» Extrait du texte
▼▼▼

Bonjour Messieurs !C’était pour moi le sifflet ?
Refus d’obtempérer ça va vous coûter très cher ! D’abord les papiers du véhicule et le passeport.
Je présente les documents que mon interlocuteur épluche consciencieusement en cherchant la faille. Tout est OK de ce côté ainsi que l’état de la voiture pour laquelle il ne trouve rien à redire. Je lui explique que je ne l’ai pas vu ni entendu et que je n’ai aucune raison de refuser d’obtempérer, la meilleure preuve étant mon retour en arrière. C’est au moment où l’adjoint semble à peu prés convaincu de ma bonne foi que se lève le « chef » .Il arrive prés de la voiture, grimace un sourire et me dit simplement :
Refus d’obtempérer plus délit de fuite ! Monsieur, je crois que ça peut aller jusqu’à la prison sans oublier bien sûr une forte amende.
Voila le genre de situation à laquelle on peut se trouver confronté en Afrique. Il n’y a pas de recours. Inutile de s’énerver, ça ne fait qu’aggraver les choses. Ils sont chez eux, assermentés et nous tiennent à leur merci. Bien sûr que derrière mon sourire de circonstance germent des idées de meurtre (j’exagère un peu bien sûr !) mais la seule arme efficace reste le billet de mille qu’il faut arriver à faire miroiter sans être accusé...de corruption de fonctionnaires. Je crois me souvenir que ce jour là ça s’est terminé de cette façon. C’est l’Afrique patron !
Ca me rappelle l’histoire d’un collègue, toujours au Cameroun, verbalisé parce qu’il n’avait soi-disant pas marqué un Stop. En fait,selon lui, il s’était bien arrêté mais le flic lui aurait dit : -Vous ne vous êtes arrêté que des roues avant ! ...
Une autre fois à Moundou (sud du Tchad) alors que j’étais rentré de congés la veille, je décide d’aller faire quelques courses chez le Libanais du coin. Sur la route qui mène en ville, contrôle de police. Je me gare, ouvre la glace et reconnais Moussa, un flic sympa avec qui j’ai eu à faire par le passé.

▲▲▲

» Travail à faire
A: Expliquez, d'après le récit, pourquoi le narrateur affirme qu'il n'avait aucune raison de refuser d'obtempérer.
B: Recopiez fidèlement le passage du récit allant de "Une autre fois" jusqu'à "par le passé." inclus.

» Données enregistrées

▼▼▼

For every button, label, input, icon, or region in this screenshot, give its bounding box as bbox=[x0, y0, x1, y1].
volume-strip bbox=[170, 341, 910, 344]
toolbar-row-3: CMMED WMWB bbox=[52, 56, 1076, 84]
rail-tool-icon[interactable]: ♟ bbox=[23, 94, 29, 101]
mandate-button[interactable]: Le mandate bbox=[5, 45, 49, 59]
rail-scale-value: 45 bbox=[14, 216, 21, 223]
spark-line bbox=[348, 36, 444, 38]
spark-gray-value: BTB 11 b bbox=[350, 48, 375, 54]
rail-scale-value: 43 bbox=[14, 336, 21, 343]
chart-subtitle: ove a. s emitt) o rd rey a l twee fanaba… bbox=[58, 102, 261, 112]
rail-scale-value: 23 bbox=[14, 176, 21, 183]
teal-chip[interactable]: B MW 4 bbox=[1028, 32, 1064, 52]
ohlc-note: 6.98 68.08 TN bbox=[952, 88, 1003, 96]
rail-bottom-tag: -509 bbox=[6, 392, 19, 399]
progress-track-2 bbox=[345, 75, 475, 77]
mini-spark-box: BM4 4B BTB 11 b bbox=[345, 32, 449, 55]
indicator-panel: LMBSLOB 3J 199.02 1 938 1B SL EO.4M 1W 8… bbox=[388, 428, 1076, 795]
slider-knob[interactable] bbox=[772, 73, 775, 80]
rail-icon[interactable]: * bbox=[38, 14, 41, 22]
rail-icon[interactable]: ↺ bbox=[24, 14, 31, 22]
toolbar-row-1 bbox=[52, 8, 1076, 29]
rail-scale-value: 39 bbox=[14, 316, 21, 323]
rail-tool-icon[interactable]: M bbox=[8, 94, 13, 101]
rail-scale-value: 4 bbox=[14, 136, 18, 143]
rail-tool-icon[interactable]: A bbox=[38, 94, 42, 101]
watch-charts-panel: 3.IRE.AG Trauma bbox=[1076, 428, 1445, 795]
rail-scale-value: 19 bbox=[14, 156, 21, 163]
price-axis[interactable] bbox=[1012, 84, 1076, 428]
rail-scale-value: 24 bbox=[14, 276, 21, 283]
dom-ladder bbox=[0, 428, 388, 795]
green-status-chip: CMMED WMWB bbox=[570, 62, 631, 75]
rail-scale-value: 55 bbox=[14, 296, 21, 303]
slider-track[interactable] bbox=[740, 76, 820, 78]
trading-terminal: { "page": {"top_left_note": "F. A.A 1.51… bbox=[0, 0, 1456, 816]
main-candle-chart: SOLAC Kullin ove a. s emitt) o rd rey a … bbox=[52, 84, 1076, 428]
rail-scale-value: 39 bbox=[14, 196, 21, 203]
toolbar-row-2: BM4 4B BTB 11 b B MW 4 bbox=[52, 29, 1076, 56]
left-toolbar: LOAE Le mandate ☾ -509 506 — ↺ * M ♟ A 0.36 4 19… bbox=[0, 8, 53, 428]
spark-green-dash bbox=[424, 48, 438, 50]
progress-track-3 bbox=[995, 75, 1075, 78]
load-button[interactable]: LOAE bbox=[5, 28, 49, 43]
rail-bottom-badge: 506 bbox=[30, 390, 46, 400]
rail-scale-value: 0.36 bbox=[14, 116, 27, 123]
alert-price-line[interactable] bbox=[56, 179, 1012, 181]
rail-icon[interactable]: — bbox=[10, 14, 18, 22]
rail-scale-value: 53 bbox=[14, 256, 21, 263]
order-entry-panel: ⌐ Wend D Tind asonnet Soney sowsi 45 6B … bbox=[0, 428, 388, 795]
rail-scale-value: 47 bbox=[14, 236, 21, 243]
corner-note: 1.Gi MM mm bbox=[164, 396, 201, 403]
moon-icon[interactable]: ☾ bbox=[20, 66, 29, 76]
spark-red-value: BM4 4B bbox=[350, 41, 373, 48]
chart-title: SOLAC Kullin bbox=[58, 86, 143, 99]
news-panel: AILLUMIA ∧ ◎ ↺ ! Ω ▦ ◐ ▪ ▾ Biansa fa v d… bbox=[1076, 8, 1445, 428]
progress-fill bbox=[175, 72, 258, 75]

▲▲▲

» Réponses ci-dessous
A: Il explique qu'il n'a ni vu ni entendu le policier. La meilleure preuve de sa bonne foi est, selon lui, qu'il est revenu en arrière.

B:
Une autre fois à Moundou (sud du Tchad) alors que j’étais rentré de congés la veille, je décide d’aller faire quelques courses chez le Libanais du coin. Sur la route qui mène en ville, contrôle de police. Je me gare, ouvre la glace et reconnais Moussa, un flic sympa avec qui j’ai eu à faire par le passé.